(Stored data)
'''

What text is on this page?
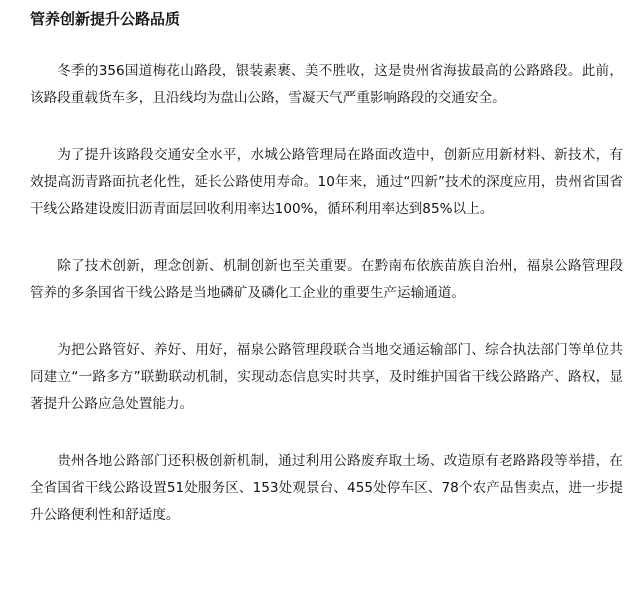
管养创新提升公路品质

冬季的356国道梅花山路段，银装素裹、美不胜收，这是贵州省海拔最高的公路路段。此前，该路段重载货车多，且沿线均为盘山公路，雪凝天气严重影响路段的交通安全。

为了提升该路段交通安全水平，水城公路管理局在路面改造中，创新应用新材料、新技术，有效提高沥青路面抗老化性，延长公路使用寿命。10年来，通过“四新”技术的深度应用，贵州省国省干线公路建设废旧沥青面层回收利用率达100%，循环利用率达到85%以上。

除了技术创新，理念创新、机制创新也至关重要。在黔南布依族苗族自治州，福泉公路管理段管养的多条国省干线公路是当地磷矿及磷化工企业的重要生产运输通道。

为把公路管好、养好、用好，福泉公路管理段联合当地交通运输部门、综合执法部门等单位共同建立“一路多方”联勤联动机制，实现动态信息实时共享，及时维护国省干线公路路产、路权，显著提升公路应急处置能力。

贵州各地公路部门还积极创新机制，通过利用公路废弃取土场、改造原有老路路段等举措，在全省国省干线公路设置51处服务区、153处观景台、455处停车区、78个农产品售卖点，进一步提升公路便利性和舒适度。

'''

The listing above must be printed again exactly, minus its pictures.

- _Response to this exercise_:
What text is on this page?
管养创新提升公路品质

冬季的356国道梅花山路段，银装素裹、美不胜收，这是贵州省海拔最高的公路路段。此前，该路段重载货车多，且沿线均为盘山公路，雪凝天气严重影响路段的交通安全。

为了提升该路段交通安全水平，水城公路管理局在路面改造中，创新应用新材料、新技术，有效提高沥青路面抗老化性，延长公路使用寿命。10年来，通过“四新”技术的深度应用，贵州省国省干线公路建设废旧沥青面层回收利用率达100%，循环利用率达到85%以上。

除了技术创新，理念创新、机制创新也至关重要。在黔南布依族苗族自治州，福泉公路管理段管养的多条国省干线公路是当地磷矿及磷化工企业的重要生产运输通道。

为把公路管好、养好、用好，福泉公路管理段联合当地交通运输部门、综合执法部门等单位共同建立“一路多方”联勤联动机制，实现动态信息实时共享，及时维护国省干线公路路产、路权，显著提升公路应急处置能力。

贵州各地公路部门还积极创新机制，通过利用公路废弃取土场、改造原有老路路段等举措，在全省国省干线公路设置51处服务区、153处观景台、455处停车区、78个农产品售卖点，进一步提升公路便利性和舒适度。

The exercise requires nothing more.